_Information provided_
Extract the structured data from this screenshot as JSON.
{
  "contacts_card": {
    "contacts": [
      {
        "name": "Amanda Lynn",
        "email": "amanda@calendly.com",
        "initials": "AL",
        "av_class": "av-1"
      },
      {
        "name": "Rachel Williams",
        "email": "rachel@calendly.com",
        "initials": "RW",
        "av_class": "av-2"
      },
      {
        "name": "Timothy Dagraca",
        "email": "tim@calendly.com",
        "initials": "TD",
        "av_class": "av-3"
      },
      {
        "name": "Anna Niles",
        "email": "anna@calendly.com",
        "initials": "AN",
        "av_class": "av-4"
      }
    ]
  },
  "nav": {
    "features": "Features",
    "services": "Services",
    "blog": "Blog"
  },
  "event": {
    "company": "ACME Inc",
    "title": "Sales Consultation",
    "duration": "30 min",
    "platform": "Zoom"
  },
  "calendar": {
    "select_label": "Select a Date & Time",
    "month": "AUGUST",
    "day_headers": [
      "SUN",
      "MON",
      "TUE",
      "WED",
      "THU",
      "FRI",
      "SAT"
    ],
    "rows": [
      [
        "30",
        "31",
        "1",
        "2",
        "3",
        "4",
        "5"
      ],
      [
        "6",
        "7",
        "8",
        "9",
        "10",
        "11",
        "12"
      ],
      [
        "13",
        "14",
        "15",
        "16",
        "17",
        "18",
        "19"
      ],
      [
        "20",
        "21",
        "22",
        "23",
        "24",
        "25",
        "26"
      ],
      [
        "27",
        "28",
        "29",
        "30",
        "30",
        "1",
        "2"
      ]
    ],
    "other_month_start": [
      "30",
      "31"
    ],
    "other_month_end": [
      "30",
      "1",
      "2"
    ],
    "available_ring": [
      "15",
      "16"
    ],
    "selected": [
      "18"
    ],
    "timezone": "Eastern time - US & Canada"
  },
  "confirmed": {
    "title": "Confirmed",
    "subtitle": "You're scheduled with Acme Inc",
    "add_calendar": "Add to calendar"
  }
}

_Brief_
Work out the number of lines above that include the string "calendar" and write only that number.

_Full output_
2